> PROBLEM: Reproduce the rows word for word, beginning with the line that contains "power-cell: 550: [1083, 1210, 1154, 1280]" and continuing through the line that contains "power-cell: 115: [799, 1421, 870, 1491]", including both of those lines.

****************

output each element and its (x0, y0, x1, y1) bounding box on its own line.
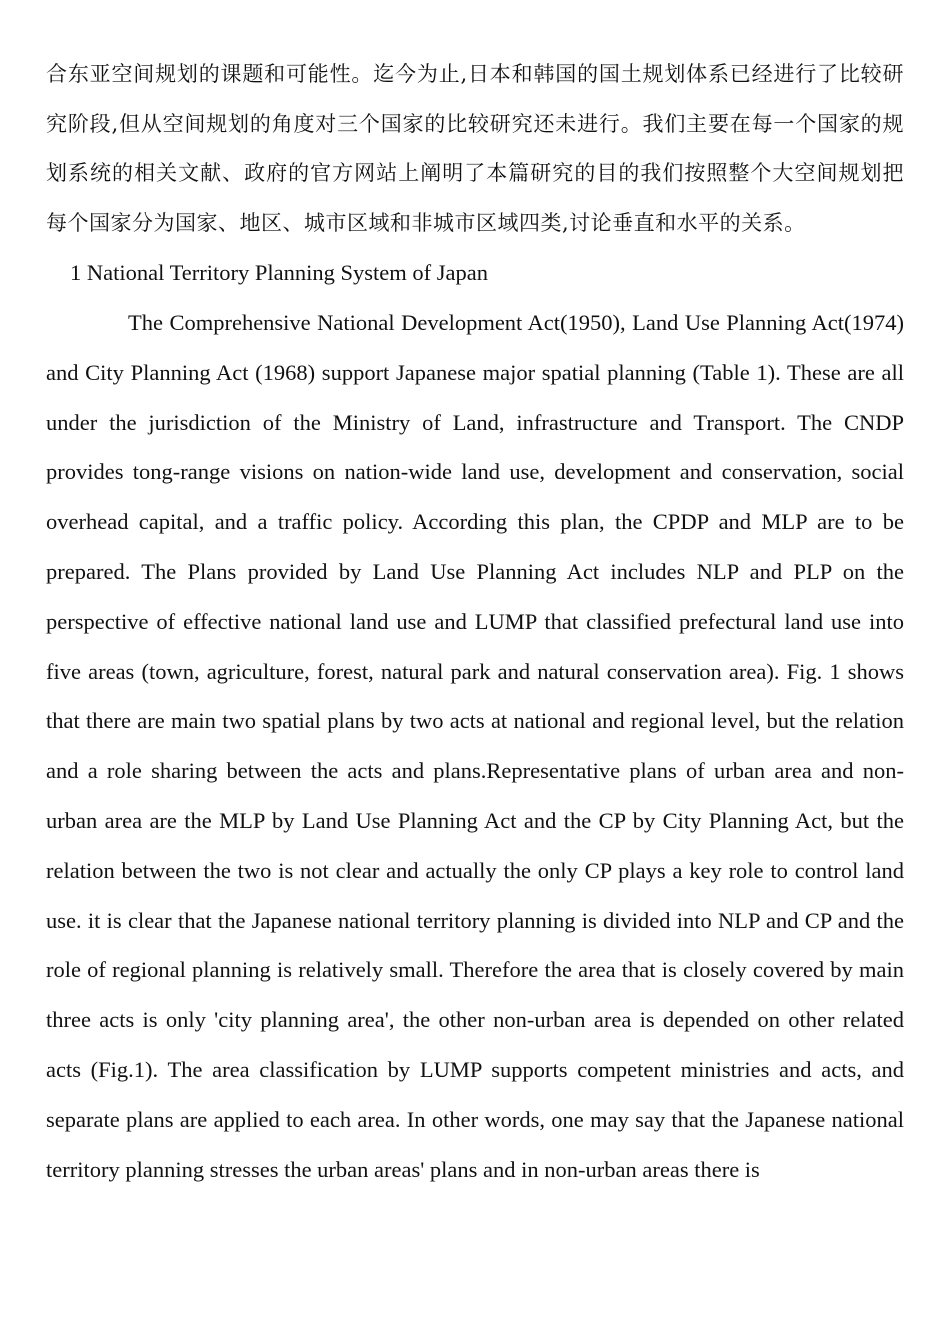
body-paragraph: The Comprehensive National Development Act(1950), Land Use Planning Act(1974) and City Planning Act (1968) support Japanese major spatial planning (Table 1). These are all under the jurisdiction of the Ministry of Land, infrastructure and Transport. The CNDP provides tong-range visions on nation-wide land use, development and conservation, social overhead capital, and a traffic policy. According this plan, the CPDP and MLP are to be prepared. The Plans provided by Land Use Planning Act includes NLP and PLP on the perspective of effective national land use and LUMP that classified prefectural land use into five areas (town, agriculture, forest, natural park and natural conservation area). Fig. 1 shows that there are main two spatial plans by two acts at national and regional level, but the relation and a role sharing between the acts and plans.Representative plans of urban area and non-urban area are the MLP by Land Use Planning Act and the CP by City Planning Act, but the relation between the two is not clear and actually the only CP plays a key role to control land use. it is clear that the Japanese national territory planning is divided into NLP and CP and the role of regional planning is relatively small. Therefore the area that is closely covered by main three acts is only 'city planning area', the other non-urban area is depended on other related acts (Fig.1). The area classification by LUMP supports competent ministries and acts, and separate plans are applied to each area. In other words, one may say that the Japanese national territory planning stresses the urban areas' plans and in non-urban areas there is (46, 309, 904, 1182)
section-heading: 1 National Territory Planning System of Japan (70, 260, 488, 286)
document-page (46, 50, 904, 1194)
chinese-paragraph: 合东亚空间规划的课题和可能性。迄今为止,日本和韩国的国土规划体系已经进行了比较研究阶段,但从空间规划的角度对三个国家的比较研究还未进行。我们主要在每一个国家的规划系统的相关文献、政府的官方网站上阐明了本篇研究的目的我们按照整个大空间规划把每个国家分为国家、地区、城市区域和非城市区域四类,讨论垂直和水平的关系。 (46, 62, 904, 235)
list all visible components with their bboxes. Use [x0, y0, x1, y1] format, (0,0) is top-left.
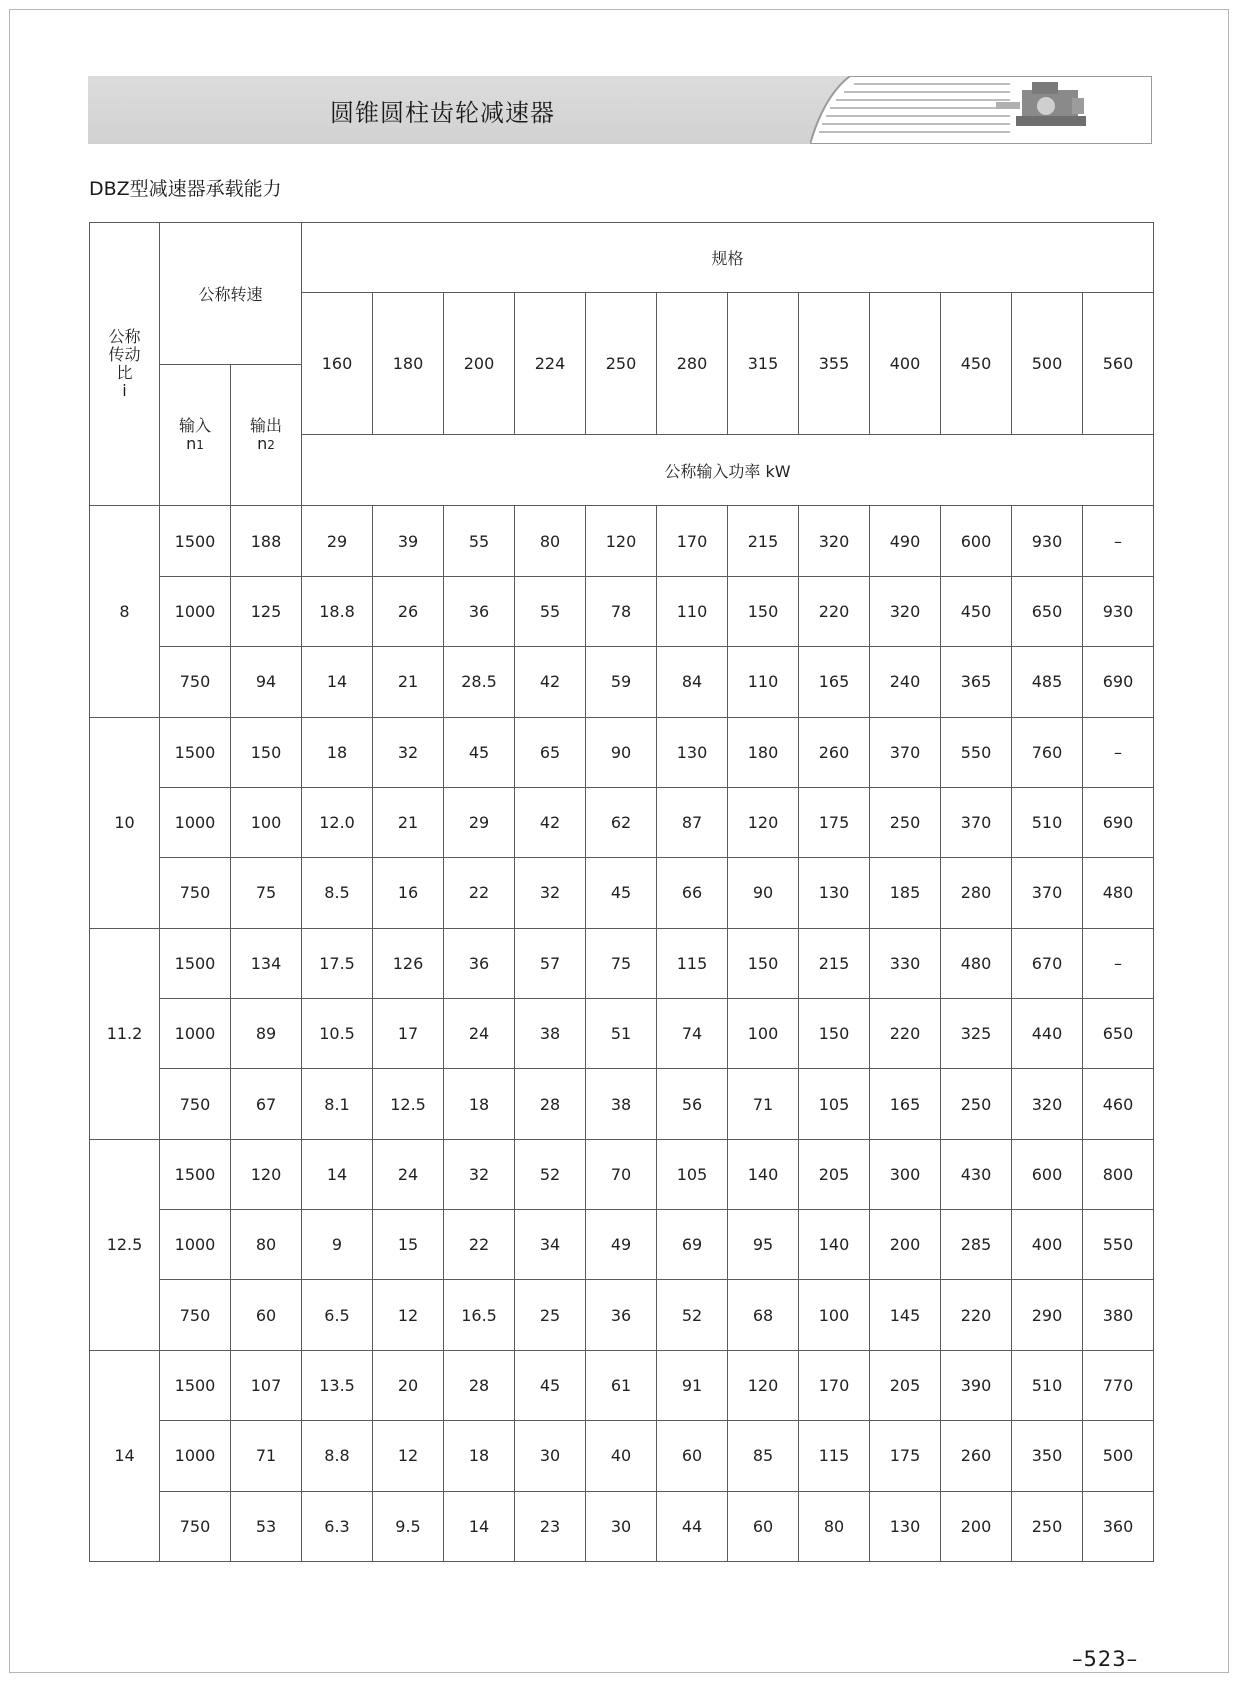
power-cell: 550: [1083, 1210, 1154, 1280]
input-speed-cell: 1000: [160, 787, 231, 857]
size-header-cell: 224: [515, 293, 586, 435]
power-cell: 120: [586, 506, 657, 576]
input-speed-cell: 1500: [160, 1139, 231, 1209]
power-cell: 260: [799, 717, 870, 787]
power-cell: 8.5: [302, 858, 373, 928]
power-header: 公称输入功率 kW: [302, 435, 1154, 506]
table-row: [90, 1491, 1154, 1562]
table-row: [90, 1210, 1154, 1280]
power-cell: 9.5: [373, 1491, 444, 1562]
power-cell: 34: [515, 1210, 586, 1280]
table-row: [90, 998, 1154, 1068]
power-cell: 220: [941, 1280, 1012, 1350]
power-cell: 28: [444, 1350, 515, 1420]
power-cell: 90: [728, 858, 799, 928]
power-cell: 6.5: [302, 1280, 373, 1350]
power-cell: 25: [515, 1280, 586, 1350]
power-cell: 200: [870, 1210, 941, 1280]
power-cell: 28: [515, 1069, 586, 1139]
power-cell: 32: [515, 858, 586, 928]
size-header-cell: 315: [728, 293, 799, 435]
input-speed-cell: 1000: [160, 1421, 231, 1491]
power-cell: 105: [799, 1069, 870, 1139]
power-cell: 180: [728, 717, 799, 787]
power-cell: 120: [728, 1350, 799, 1420]
power-cell: 390: [941, 1350, 1012, 1420]
power-cell: 15: [373, 1210, 444, 1280]
output-speed-cell: 100: [231, 787, 302, 857]
output-speed-cell: 67: [231, 1069, 302, 1139]
ratio-cell: 10: [90, 717, 160, 928]
power-cell: 56: [657, 1069, 728, 1139]
power-cell: 24: [444, 998, 515, 1068]
power-cell: 250: [870, 787, 941, 857]
input-speed-cell: 1000: [160, 1210, 231, 1280]
power-cell: 280: [941, 858, 1012, 928]
power-cell: 760: [1012, 717, 1083, 787]
power-cell: 105: [657, 1139, 728, 1209]
table-caption: DBZ型减速器承载能力: [89, 178, 282, 200]
output-speed-cell: 150: [231, 717, 302, 787]
power-cell: 40: [586, 1421, 657, 1491]
power-cell: 175: [799, 787, 870, 857]
power-cell: 22: [444, 1210, 515, 1280]
power-cell: 690: [1083, 647, 1154, 717]
power-cell: 22: [444, 858, 515, 928]
power-cell: 205: [799, 1139, 870, 1209]
table-row: [90, 1350, 1154, 1420]
power-cell: 17: [373, 998, 444, 1068]
power-cell: 185: [870, 858, 941, 928]
power-cell: 770: [1083, 1350, 1154, 1420]
power-cell: 800: [1083, 1139, 1154, 1209]
power-cell: 115: [799, 1421, 870, 1491]
size-header-cell: 560: [1083, 293, 1154, 435]
power-cell: 170: [657, 506, 728, 576]
power-cell: 9: [302, 1210, 373, 1280]
power-cell: 91: [657, 1350, 728, 1420]
power-cell: 8.8: [302, 1421, 373, 1491]
table-row: [90, 506, 1154, 576]
power-cell: 12: [373, 1280, 444, 1350]
size-header-cell: 400: [870, 293, 941, 435]
power-cell: 220: [870, 998, 941, 1068]
power-cell: 130: [657, 717, 728, 787]
power-cell: 42: [515, 647, 586, 717]
power-cell: 320: [870, 576, 941, 646]
power-cell: 13.5: [302, 1350, 373, 1420]
capacity-table: [89, 222, 1154, 1562]
power-cell: 205: [870, 1350, 941, 1420]
power-cell: 16: [373, 858, 444, 928]
output-speed-header: 输出 n2: [231, 364, 302, 506]
output-speed-cell: 188: [231, 506, 302, 576]
power-cell: 8.1: [302, 1069, 373, 1139]
power-cell: 38: [515, 998, 586, 1068]
power-cell: 250: [941, 1069, 1012, 1139]
header-decoration: [810, 76, 1152, 144]
size-header-cell: 200: [444, 293, 515, 435]
power-cell: 32: [444, 1139, 515, 1209]
power-cell: 370: [870, 717, 941, 787]
power-cell: 52: [657, 1280, 728, 1350]
power-cell: 320: [799, 506, 870, 576]
power-cell: 45: [586, 858, 657, 928]
size-header-cell: 180: [373, 293, 444, 435]
size-header-cell: 355: [799, 293, 870, 435]
power-cell: 600: [1012, 1139, 1083, 1209]
power-cell: 150: [799, 998, 870, 1068]
input-speed-cell: 750: [160, 1069, 231, 1139]
power-cell: 10.5: [302, 998, 373, 1068]
power-cell: 12.0: [302, 787, 373, 857]
input-speed-cell: 750: [160, 858, 231, 928]
power-cell: 55: [444, 506, 515, 576]
power-cell: 500: [1083, 1421, 1154, 1491]
output-speed-cell: 60: [231, 1280, 302, 1350]
power-cell: 300: [870, 1139, 941, 1209]
input-speed-cell: 1000: [160, 576, 231, 646]
table-row: [90, 1421, 1154, 1491]
power-cell: 20: [373, 1350, 444, 1420]
power-cell: 69: [657, 1210, 728, 1280]
ratio-cell: 14: [90, 1350, 160, 1561]
input-speed-header: 输入 n1: [160, 364, 231, 506]
table-row: [90, 787, 1154, 857]
power-cell: 100: [799, 1280, 870, 1350]
power-cell: 320: [1012, 1069, 1083, 1139]
output-speed-cell: 71: [231, 1421, 302, 1491]
power-cell: 365: [941, 647, 1012, 717]
power-cell: 150: [728, 928, 799, 998]
output-speed-cell: 75: [231, 858, 302, 928]
power-cell: 126: [373, 928, 444, 998]
power-cell: 51: [586, 998, 657, 1068]
power-cell: 42: [515, 787, 586, 857]
power-cell: 14: [302, 647, 373, 717]
power-cell: 29: [302, 506, 373, 576]
ratio-cell: 11.2: [90, 928, 160, 1139]
power-cell: 370: [941, 787, 1012, 857]
input-speed-cell: 750: [160, 647, 231, 717]
power-cell: 175: [870, 1421, 941, 1491]
power-cell: 380: [1083, 1280, 1154, 1350]
table-row: [90, 717, 1154, 787]
power-cell: 430: [941, 1139, 1012, 1209]
power-cell: 18.8: [302, 576, 373, 646]
power-cell: 14: [444, 1491, 515, 1562]
power-cell: 490: [870, 506, 941, 576]
power-cell: 12: [373, 1421, 444, 1491]
power-cell: 29: [444, 787, 515, 857]
power-cell: 95: [728, 1210, 799, 1280]
power-cell: 75: [586, 928, 657, 998]
power-cell: 30: [515, 1421, 586, 1491]
power-cell: 480: [941, 928, 1012, 998]
size-header-cell: 160: [302, 293, 373, 435]
power-cell: 78: [586, 576, 657, 646]
power-cell: 17.5: [302, 928, 373, 998]
power-cell: 325: [941, 998, 1012, 1068]
power-cell: 18: [444, 1421, 515, 1491]
power-cell: 68: [728, 1280, 799, 1350]
power-cell: –: [1083, 506, 1154, 576]
power-cell: 250: [1012, 1491, 1083, 1562]
power-cell: 650: [1083, 998, 1154, 1068]
power-cell: –: [1083, 717, 1154, 787]
power-cell: 30: [586, 1491, 657, 1562]
power-cell: 26: [373, 576, 444, 646]
power-cell: 45: [515, 1350, 586, 1420]
power-cell: 550: [941, 717, 1012, 787]
power-cell: 930: [1083, 576, 1154, 646]
power-cell: 70: [586, 1139, 657, 1209]
power-cell: 450: [941, 576, 1012, 646]
power-cell: 6.3: [302, 1491, 373, 1562]
table-row: [90, 928, 1154, 998]
power-cell: 44: [657, 1491, 728, 1562]
power-cell: 145: [870, 1280, 941, 1350]
power-cell: 36: [444, 928, 515, 998]
power-cell: 28.5: [444, 647, 515, 717]
power-cell: 370: [1012, 858, 1083, 928]
power-cell: 165: [799, 647, 870, 717]
power-cell: 62: [586, 787, 657, 857]
power-cell: 18: [444, 1069, 515, 1139]
power-cell: 140: [799, 1210, 870, 1280]
power-cell: 57: [515, 928, 586, 998]
power-cell: 61: [586, 1350, 657, 1420]
power-cell: 140: [728, 1139, 799, 1209]
power-cell: 350: [1012, 1421, 1083, 1491]
power-cell: 55: [515, 576, 586, 646]
power-cell: 38: [586, 1069, 657, 1139]
power-cell: 170: [799, 1350, 870, 1420]
size-header-cell: 450: [941, 293, 1012, 435]
table-row: [90, 647, 1154, 717]
ratio-header: 公称 传动 比 i: [90, 223, 160, 506]
power-cell: 52: [515, 1139, 586, 1209]
power-cell: 485: [1012, 647, 1083, 717]
power-cell: 24: [373, 1139, 444, 1209]
power-cell: 510: [1012, 1350, 1083, 1420]
power-cell: 23: [515, 1491, 586, 1562]
power-cell: 510: [1012, 787, 1083, 857]
power-cell: 690: [1083, 787, 1154, 857]
power-cell: 74: [657, 998, 728, 1068]
power-cell: 16.5: [444, 1280, 515, 1350]
output-speed-cell: 89: [231, 998, 302, 1068]
power-cell: 130: [870, 1491, 941, 1562]
power-cell: 21: [373, 647, 444, 717]
power-cell: 400: [1012, 1210, 1083, 1280]
power-cell: 215: [728, 506, 799, 576]
input-speed-cell: 750: [160, 1280, 231, 1350]
input-speed-cell: 1500: [160, 717, 231, 787]
input-speed-cell: 750: [160, 1491, 231, 1562]
output-speed-cell: 80: [231, 1210, 302, 1280]
power-cell: 80: [799, 1491, 870, 1562]
power-cell: 150: [728, 576, 799, 646]
power-cell: 115: [657, 928, 728, 998]
power-cell: 59: [586, 647, 657, 717]
power-cell: 480: [1083, 858, 1154, 928]
power-cell: 110: [657, 576, 728, 646]
power-cell: 165: [870, 1069, 941, 1139]
power-cell: 670: [1012, 928, 1083, 998]
power-cell: 36: [444, 576, 515, 646]
power-cell: 45: [444, 717, 515, 787]
power-cell: 650: [1012, 576, 1083, 646]
size-header-cell: 500: [1012, 293, 1083, 435]
power-cell: 600: [941, 506, 1012, 576]
power-cell: 32: [373, 717, 444, 787]
power-cell: 80: [515, 506, 586, 576]
ratio-cell: 12.5: [90, 1139, 160, 1350]
power-cell: 18: [302, 717, 373, 787]
power-cell: 260: [941, 1421, 1012, 1491]
power-cell: 220: [799, 576, 870, 646]
ratio-cell: 8: [90, 506, 160, 717]
power-cell: 65: [515, 717, 586, 787]
power-cell: 71: [728, 1069, 799, 1139]
power-cell: 930: [1012, 506, 1083, 576]
power-cell: 285: [941, 1210, 1012, 1280]
speed-header: 公称转速: [160, 223, 302, 365]
power-cell: 36: [586, 1280, 657, 1350]
power-cell: 85: [728, 1421, 799, 1491]
table-row: [90, 1069, 1154, 1139]
size-header-cell: 280: [657, 293, 728, 435]
power-cell: 215: [799, 928, 870, 998]
power-cell: 200: [941, 1491, 1012, 1562]
power-cell: 49: [586, 1210, 657, 1280]
power-cell: 87: [657, 787, 728, 857]
power-cell: 130: [799, 858, 870, 928]
power-cell: 60: [657, 1421, 728, 1491]
spec-header: 规格: [302, 223, 1154, 293]
page-number: –523–: [1072, 1647, 1139, 1671]
output-speed-cell: 53: [231, 1491, 302, 1562]
power-cell: –: [1083, 928, 1154, 998]
power-cell: 440: [1012, 998, 1083, 1068]
table-row: [90, 1280, 1154, 1350]
input-speed-cell: 1500: [160, 928, 231, 998]
power-cell: 460: [1083, 1069, 1154, 1139]
power-cell: 39: [373, 506, 444, 576]
power-cell: 90: [586, 717, 657, 787]
power-cell: 240: [870, 647, 941, 717]
power-cell: 84: [657, 647, 728, 717]
input-speed-cell: 1500: [160, 1350, 231, 1420]
power-cell: 21: [373, 787, 444, 857]
power-cell: 110: [728, 647, 799, 717]
output-speed-cell: 94: [231, 647, 302, 717]
table-row: [90, 576, 1154, 646]
page-title: 圆锥圆柱齿轮减速器: [330, 99, 555, 127]
input-speed-cell: 1500: [160, 506, 231, 576]
table-row: [90, 858, 1154, 928]
power-cell: 14: [302, 1139, 373, 1209]
output-speed-cell: 134: [231, 928, 302, 998]
power-cell: 360: [1083, 1491, 1154, 1562]
output-speed-cell: 125: [231, 576, 302, 646]
table-row: [90, 1139, 1154, 1209]
power-cell: 290: [1012, 1280, 1083, 1350]
input-speed-cell: 1000: [160, 998, 231, 1068]
power-cell: 330: [870, 928, 941, 998]
size-header-cell: 250: [586, 293, 657, 435]
power-cell: 120: [728, 787, 799, 857]
output-speed-cell: 120: [231, 1139, 302, 1209]
power-cell: 60: [728, 1491, 799, 1562]
power-cell: 100: [728, 998, 799, 1068]
output-speed-cell: 107: [231, 1350, 302, 1420]
power-cell: 66: [657, 858, 728, 928]
power-cell: 12.5: [373, 1069, 444, 1139]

****************

> RESPONSE TO THE EXERCISE:
power-cell: 550: [1083, 1210, 1154, 1280]
input-speed-cell: 1000: [160, 787, 231, 857]
size-header-cell: 224: [515, 293, 586, 435]
power-cell: 120: [586, 506, 657, 576]
input-speed-cell: 1500: [160, 1139, 231, 1209]
power-cell: 260: [799, 717, 870, 787]
power-cell: 8.5: [302, 858, 373, 928]
power-header: 公称输入功率 kW: [302, 435, 1154, 506]
table-row: [90, 1491, 1154, 1562]
table-row: [90, 1210, 1154, 1280]
power-cell: 9.5: [373, 1491, 444, 1562]
power-cell: 34: [515, 1210, 586, 1280]
table-row: [90, 998, 1154, 1068]
power-cell: 220: [941, 1280, 1012, 1350]
power-cell: 28: [444, 1350, 515, 1420]
power-cell: 90: [728, 858, 799, 928]
power-cell: 6.5: [302, 1280, 373, 1350]
power-cell: 25: [515, 1280, 586, 1350]
power-cell: 200: [870, 1210, 941, 1280]
power-cell: 28: [515, 1069, 586, 1139]
power-cell: 32: [515, 858, 586, 928]
size-header-cell: 315: [728, 293, 799, 435]
input-speed-cell: 1000: [160, 1421, 231, 1491]
power-cell: 105: [799, 1069, 870, 1139]
power-cell: 180: [728, 717, 799, 787]
power-cell: 120: [728, 1350, 799, 1420]
power-cell: 390: [941, 1350, 1012, 1420]
power-cell: 15: [373, 1210, 444, 1280]
output-speed-cell: 100: [231, 787, 302, 857]
output-speed-cell: 67: [231, 1069, 302, 1139]
ratio-cell: 10: [90, 717, 160, 928]
power-cell: 56: [657, 1069, 728, 1139]
power-cell: 24: [444, 998, 515, 1068]
power-cell: 250: [870, 787, 941, 857]
input-speed-cell: 1000: [160, 1210, 231, 1280]
power-cell: 280: [941, 858, 1012, 928]
power-cell: 760: [1012, 717, 1083, 787]
power-cell: 105: [657, 1139, 728, 1209]
table-caption: DBZ型减速器承载能力: [89, 178, 282, 200]
output-speed-cell: 150: [231, 717, 302, 787]
power-cell: 40: [586, 1421, 657, 1491]
power-cell: 175: [799, 787, 870, 857]
power-cell: 22: [444, 1210, 515, 1280]
power-cell: 690: [1083, 647, 1154, 717]
power-cell: 22: [444, 858, 515, 928]
power-cell: 205: [799, 1139, 870, 1209]
table-row: [90, 1350, 1154, 1420]
power-cell: 17: [373, 998, 444, 1068]
power-cell: 185: [870, 858, 941, 928]
power-cell: 770: [1083, 1350, 1154, 1420]
power-cell: 800: [1083, 1139, 1154, 1209]
power-cell: 115: [799, 1421, 870, 1491]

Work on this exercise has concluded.